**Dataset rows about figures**
━━━━━━━━

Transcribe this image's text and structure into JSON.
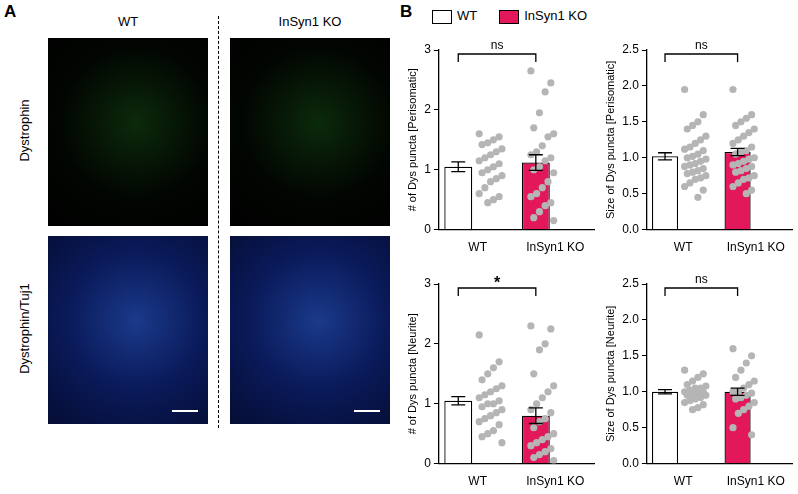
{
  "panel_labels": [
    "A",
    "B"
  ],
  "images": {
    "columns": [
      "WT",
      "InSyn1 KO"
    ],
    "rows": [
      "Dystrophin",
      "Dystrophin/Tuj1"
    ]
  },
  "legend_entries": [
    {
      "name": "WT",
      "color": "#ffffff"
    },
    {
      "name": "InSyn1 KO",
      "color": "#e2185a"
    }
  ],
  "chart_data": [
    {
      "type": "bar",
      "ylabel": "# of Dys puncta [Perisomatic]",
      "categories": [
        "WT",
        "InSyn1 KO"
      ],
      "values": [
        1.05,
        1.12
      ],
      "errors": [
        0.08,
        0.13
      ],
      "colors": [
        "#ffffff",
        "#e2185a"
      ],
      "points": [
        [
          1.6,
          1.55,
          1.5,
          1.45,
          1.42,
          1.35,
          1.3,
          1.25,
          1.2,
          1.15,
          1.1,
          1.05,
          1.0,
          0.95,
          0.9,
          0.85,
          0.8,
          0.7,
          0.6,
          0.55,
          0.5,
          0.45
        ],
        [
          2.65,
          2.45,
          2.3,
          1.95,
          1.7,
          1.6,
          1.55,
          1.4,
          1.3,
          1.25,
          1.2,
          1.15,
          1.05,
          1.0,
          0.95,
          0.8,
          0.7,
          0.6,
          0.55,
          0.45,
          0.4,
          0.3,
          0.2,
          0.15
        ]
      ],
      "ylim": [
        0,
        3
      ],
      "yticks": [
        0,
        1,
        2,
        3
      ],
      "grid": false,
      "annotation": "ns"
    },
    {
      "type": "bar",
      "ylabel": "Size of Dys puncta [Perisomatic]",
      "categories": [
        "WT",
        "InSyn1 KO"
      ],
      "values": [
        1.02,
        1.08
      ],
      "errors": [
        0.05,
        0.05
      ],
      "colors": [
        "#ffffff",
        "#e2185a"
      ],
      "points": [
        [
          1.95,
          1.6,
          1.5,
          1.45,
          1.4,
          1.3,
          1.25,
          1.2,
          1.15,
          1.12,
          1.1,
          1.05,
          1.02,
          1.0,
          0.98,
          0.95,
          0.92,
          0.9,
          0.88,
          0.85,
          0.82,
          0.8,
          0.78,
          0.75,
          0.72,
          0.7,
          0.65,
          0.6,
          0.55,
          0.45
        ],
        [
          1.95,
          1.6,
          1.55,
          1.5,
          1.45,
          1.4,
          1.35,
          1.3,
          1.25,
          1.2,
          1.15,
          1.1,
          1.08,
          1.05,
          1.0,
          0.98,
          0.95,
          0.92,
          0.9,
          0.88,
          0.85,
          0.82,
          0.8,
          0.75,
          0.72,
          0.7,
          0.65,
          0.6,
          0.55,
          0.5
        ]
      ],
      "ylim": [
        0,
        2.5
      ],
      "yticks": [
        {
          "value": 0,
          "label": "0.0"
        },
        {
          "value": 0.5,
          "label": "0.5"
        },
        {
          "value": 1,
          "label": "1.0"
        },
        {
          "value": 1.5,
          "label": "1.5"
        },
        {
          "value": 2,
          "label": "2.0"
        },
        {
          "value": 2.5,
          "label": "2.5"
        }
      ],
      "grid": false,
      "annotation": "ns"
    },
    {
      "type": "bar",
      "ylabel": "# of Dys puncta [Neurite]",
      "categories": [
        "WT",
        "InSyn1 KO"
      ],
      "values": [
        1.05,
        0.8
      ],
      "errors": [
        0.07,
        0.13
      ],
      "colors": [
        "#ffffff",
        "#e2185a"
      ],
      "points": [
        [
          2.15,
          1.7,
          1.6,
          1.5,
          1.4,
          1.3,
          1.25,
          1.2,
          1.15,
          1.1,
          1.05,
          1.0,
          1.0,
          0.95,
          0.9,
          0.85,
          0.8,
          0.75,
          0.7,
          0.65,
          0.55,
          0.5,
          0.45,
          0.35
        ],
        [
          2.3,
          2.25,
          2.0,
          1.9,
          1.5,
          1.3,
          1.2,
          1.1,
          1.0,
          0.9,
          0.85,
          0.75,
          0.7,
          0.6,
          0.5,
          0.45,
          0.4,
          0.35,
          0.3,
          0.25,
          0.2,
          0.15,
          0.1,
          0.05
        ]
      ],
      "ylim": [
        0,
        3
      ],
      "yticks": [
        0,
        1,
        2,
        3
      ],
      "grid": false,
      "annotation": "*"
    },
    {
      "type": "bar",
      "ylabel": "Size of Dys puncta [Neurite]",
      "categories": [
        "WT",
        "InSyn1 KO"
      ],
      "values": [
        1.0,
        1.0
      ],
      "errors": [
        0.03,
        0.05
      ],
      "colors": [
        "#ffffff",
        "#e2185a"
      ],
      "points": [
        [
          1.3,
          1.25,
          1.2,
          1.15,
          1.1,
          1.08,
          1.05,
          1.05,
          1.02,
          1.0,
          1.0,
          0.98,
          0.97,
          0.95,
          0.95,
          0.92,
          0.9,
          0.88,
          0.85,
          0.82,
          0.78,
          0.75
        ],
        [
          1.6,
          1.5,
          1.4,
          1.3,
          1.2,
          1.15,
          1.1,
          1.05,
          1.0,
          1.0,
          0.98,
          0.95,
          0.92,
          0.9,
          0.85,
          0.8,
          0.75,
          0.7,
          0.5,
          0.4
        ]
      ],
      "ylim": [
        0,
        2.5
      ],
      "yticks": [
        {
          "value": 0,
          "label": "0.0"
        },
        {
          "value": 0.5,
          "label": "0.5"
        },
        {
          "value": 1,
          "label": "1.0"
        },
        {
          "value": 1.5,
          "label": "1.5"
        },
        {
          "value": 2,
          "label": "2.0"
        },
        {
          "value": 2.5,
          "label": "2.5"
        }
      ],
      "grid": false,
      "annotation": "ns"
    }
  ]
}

━━━━━━━━

Copy all lines of the listing above that contain the string "Perisomatic".

      "ylabel": "# of Dys puncta [Perisomatic]",
      "ylabel": "Size of Dys puncta [Perisomatic]",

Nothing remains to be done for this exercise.